SET PROBLEM
Transcribe the records that follow in their entirety, omitting any pictures.

STORED RECORDS
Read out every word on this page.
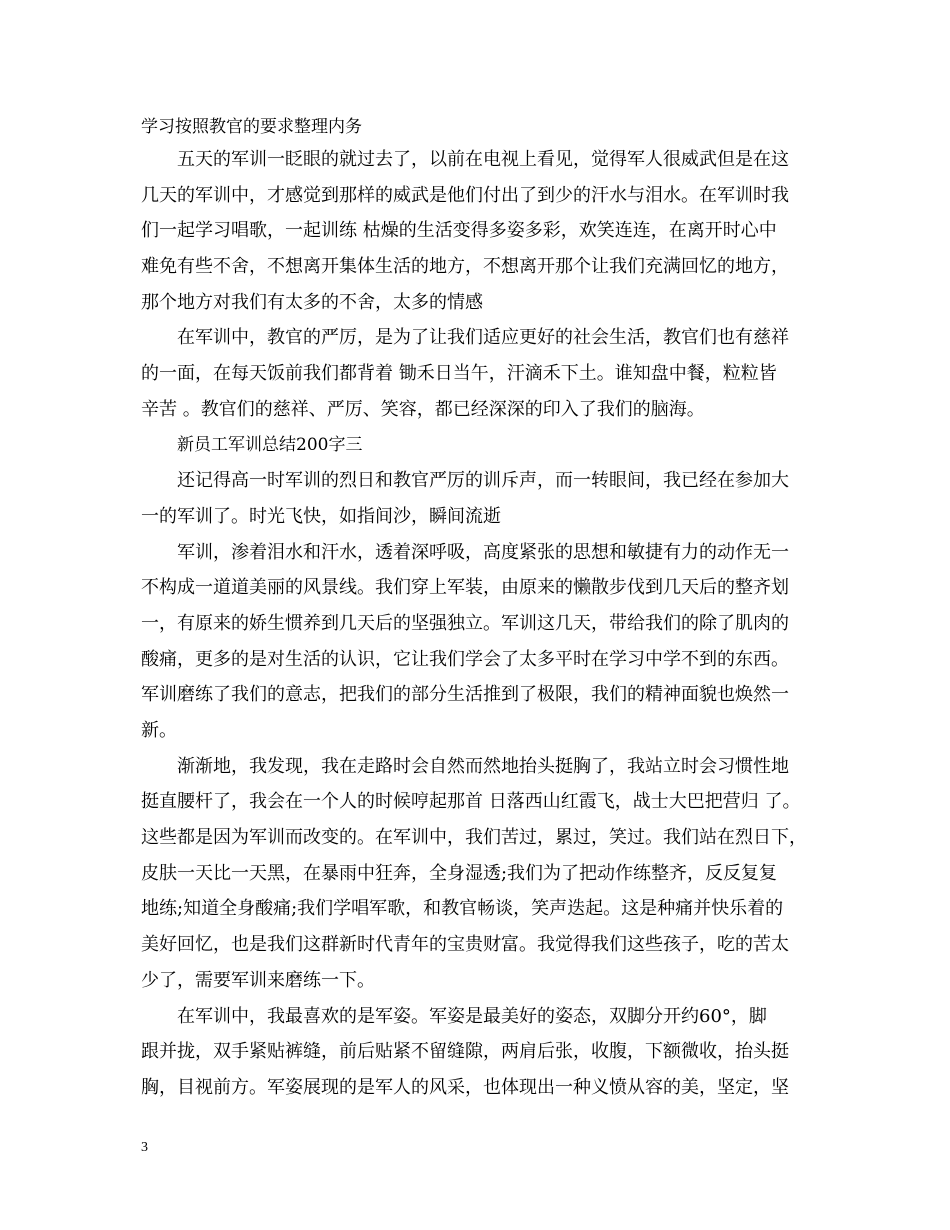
学习按照教官的要求整理内务
五天的军训一眨眼的就过去了，以前在电视上看见，觉得军人很威武但是在这
几天的军训中，才感觉到那样的威武是他们付出了到少的汗水与泪水。在军训时我
们一起学习唱歌，一起训练 枯燥的生活变得多姿多彩，欢笑连连，在离开时心中
难免有些不舍，不想离开集体生活的地方，不想离开那个让我们充满回忆的地方，
那个地方对我们有太多的不舍，太多的情感
在军训中，教官的严厉，是为了让我们适应更好的社会生活，教官们也有慈祥
的一面，在每天饭前我们都背着 锄禾日当午，汗滴禾下土。谁知盘中餐，粒粒皆
辛苦 。教官们的慈祥、严厉、笑容，都已经深深的印入了我们的脑海。
新员工军训总结200字三
还记得高一时军训的烈日和教官严厉的训斥声，而一转眼间，我已经在参加大
一的军训了。时光飞快，如指间沙，瞬间流逝
军训，渗着泪水和汗水，透着深呼吸，高度紧张的思想和敏捷有力的动作无一
不构成一道道美丽的风景线。我们穿上军装，由原来的懒散步伐到几天后的整齐划
一，有原来的娇生惯养到几天后的坚强独立。军训这几天，带给我们的除了肌肉的
酸痛，更多的是对生活的认识，它让我们学会了太多平时在学习中学不到的东西。
军训磨练了我们的意志，把我们的部分生活推到了极限，我们的精神面貌也焕然一
新。
渐渐地，我发现，我在走路时会自然而然地抬头挺胸了，我站立时会习惯性地
挺直腰杆了，我会在一个人的时候哼起那首 日落西山红霞飞，战士大巴把营归 了。
这些都是因为军训而改变的。在军训中，我们苦过，累过，笑过。我们站在烈日下，
皮肤一天比一天黑，在暴雨中狂奔，全身湿透;我们为了把动作练整齐，反反复复
地练;知道全身酸痛;我们学唱军歌，和教官畅谈，笑声迭起。这是种痛并快乐着的
美好回忆，也是我们这群新时代青年的宝贵财富。我觉得我们这些孩子，吃的苦太
少了，需要军训来磨练一下。
在军训中，我最喜欢的是军姿。军姿是最美好的姿态，双脚分开约60°，脚
跟并拢，双手紧贴裤缝，前后贴紧不留缝隙，两肩后张，收腹，下额微收，抬头挺
胸，目视前方。军姿展现的是军人的风采，也体现出一种义愤从容的美，坚定，坚
3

THE RESULT
Read out every word on this page.
学习按照教官的要求整理内务
五天的军训一眨眼的就过去了，以前在电视上看见，觉得军人很威武但是在这
几天的军训中，才感觉到那样的威武是他们付出了到少的汗水与泪水。在军训时我
们一起学习唱歌，一起训练 枯燥的生活变得多姿多彩，欢笑连连，在离开时心中
难免有些不舍，不想离开集体生活的地方，不想离开那个让我们充满回忆的地方，
那个地方对我们有太多的不舍，太多的情感
在军训中，教官的严厉，是为了让我们适应更好的社会生活，教官们也有慈祥
的一面，在每天饭前我们都背着 锄禾日当午，汗滴禾下土。谁知盘中餐，粒粒皆
辛苦 。教官们的慈祥、严厉、笑容，都已经深深的印入了我们的脑海。
新员工军训总结200字三
还记得高一时军训的烈日和教官严厉的训斥声，而一转眼间，我已经在参加大
一的军训了。时光飞快，如指间沙，瞬间流逝
军训，渗着泪水和汗水，透着深呼吸，高度紧张的思想和敏捷有力的动作无一
不构成一道道美丽的风景线。我们穿上军装，由原来的懒散步伐到几天后的整齐划
一，有原来的娇生惯养到几天后的坚强独立。军训这几天，带给我们的除了肌肉的
酸痛，更多的是对生活的认识，它让我们学会了太多平时在学习中学不到的东西。
军训磨练了我们的意志，把我们的部分生活推到了极限，我们的精神面貌也焕然一
新。
渐渐地，我发现，我在走路时会自然而然地抬头挺胸了，我站立时会习惯性地
挺直腰杆了，我会在一个人的时候哼起那首 日落西山红霞飞，战士大巴把营归 了。
这些都是因为军训而改变的。在军训中，我们苦过，累过，笑过。我们站在烈日下，
皮肤一天比一天黑，在暴雨中狂奔，全身湿透;我们为了把动作练整齐，反反复复
地练;知道全身酸痛;我们学唱军歌，和教官畅谈，笑声迭起。这是种痛并快乐着的
美好回忆，也是我们这群新时代青年的宝贵财富。我觉得我们这些孩子，吃的苦太
少了，需要军训来磨练一下。
在军训中，我最喜欢的是军姿。军姿是最美好的姿态，双脚分开约60°，脚
跟并拢，双手紧贴裤缝，前后贴紧不留缝隙，两肩后张，收腹，下额微收，抬头挺
胸，目视前方。军姿展现的是军人的风采，也体现出一种义愤从容的美，坚定，坚
3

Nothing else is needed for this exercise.